WHAT THE EXERCISE ASKS
Make an exact copy of all the entries below, with the pictures left out.

DATA TO USE

○ ○ ○ ○

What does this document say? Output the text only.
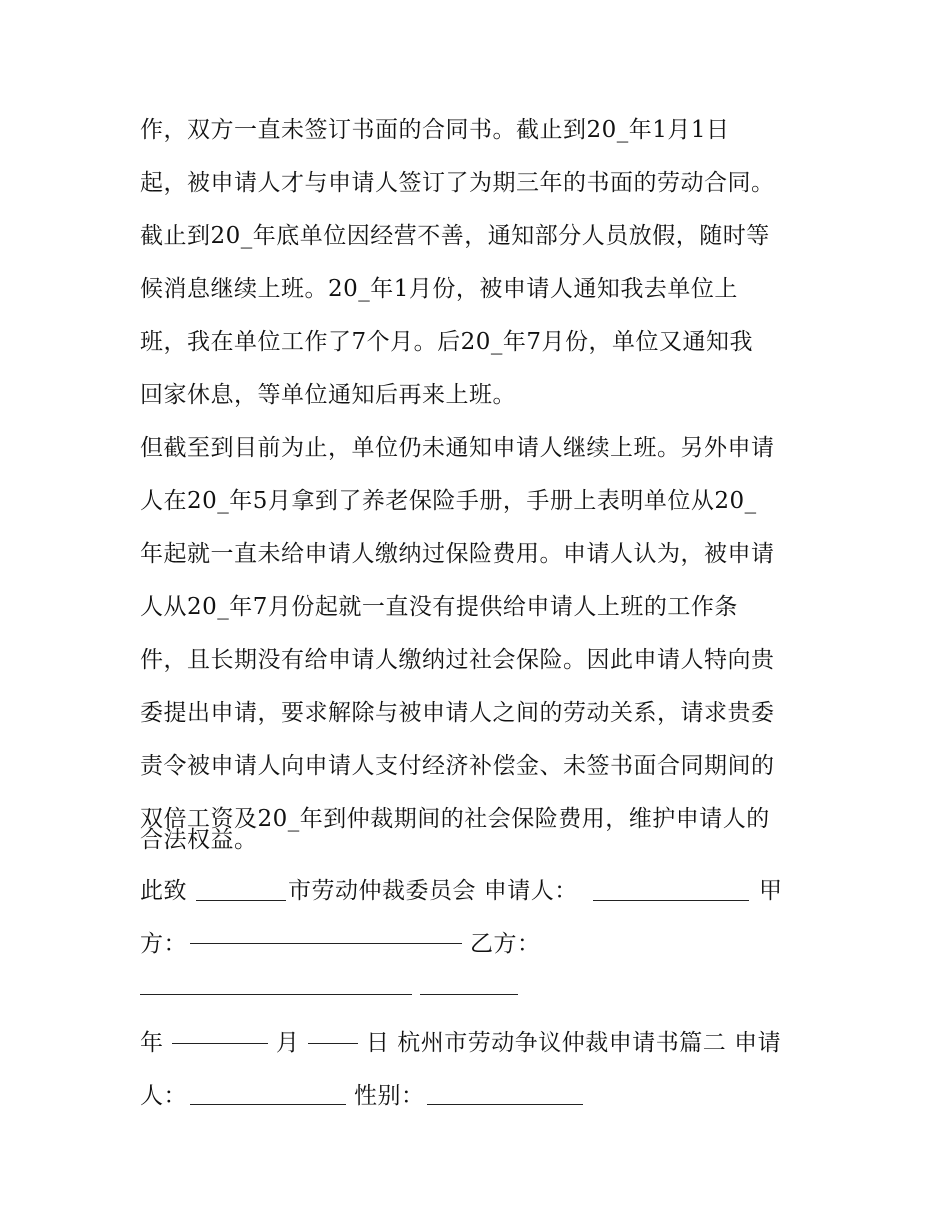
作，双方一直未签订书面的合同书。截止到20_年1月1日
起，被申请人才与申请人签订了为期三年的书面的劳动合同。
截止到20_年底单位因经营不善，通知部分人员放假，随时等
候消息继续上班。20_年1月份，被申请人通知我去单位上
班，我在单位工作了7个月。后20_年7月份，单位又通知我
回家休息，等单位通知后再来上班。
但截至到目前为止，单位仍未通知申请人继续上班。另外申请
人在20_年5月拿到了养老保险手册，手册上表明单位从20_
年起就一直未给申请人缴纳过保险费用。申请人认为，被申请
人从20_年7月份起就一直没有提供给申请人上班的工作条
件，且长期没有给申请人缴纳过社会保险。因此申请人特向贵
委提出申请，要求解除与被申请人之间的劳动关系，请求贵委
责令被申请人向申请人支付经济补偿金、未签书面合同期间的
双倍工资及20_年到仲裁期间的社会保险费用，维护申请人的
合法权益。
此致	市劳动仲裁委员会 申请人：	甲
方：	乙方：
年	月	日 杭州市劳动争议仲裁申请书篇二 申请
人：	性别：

○ ○ ○ ○

THE SOLUTION
What does this document say? Output the text only.
作，双方一直未签订书面的合同书。截止到20_年1月1日
起，被申请人才与申请人签订了为期三年的书面的劳动合同。
截止到20_年底单位因经营不善，通知部分人员放假，随时等
候消息继续上班。20_年1月份，被申请人通知我去单位上
班，我在单位工作了7个月。后20_年7月份，单位又通知我
回家休息，等单位通知后再来上班。
但截至到目前为止，单位仍未通知申请人继续上班。另外申请
人在20_年5月拿到了养老保险手册，手册上表明单位从20_
年起就一直未给申请人缴纳过保险费用。申请人认为，被申请
人从20_年7月份起就一直没有提供给申请人上班的工作条
件，且长期没有给申请人缴纳过社会保险。因此申请人特向贵
委提出申请，要求解除与被申请人之间的劳动关系，请求贵委
责令被申请人向申请人支付经济补偿金、未签书面合同期间的
双倍工资及20_年到仲裁期间的社会保险费用，维护申请人的
合法权益。
此致	市劳动仲裁委员会 申请人：	甲
方：	乙方：
年	月	日 杭州市劳动争议仲裁申请书篇二 申请
人：	性别：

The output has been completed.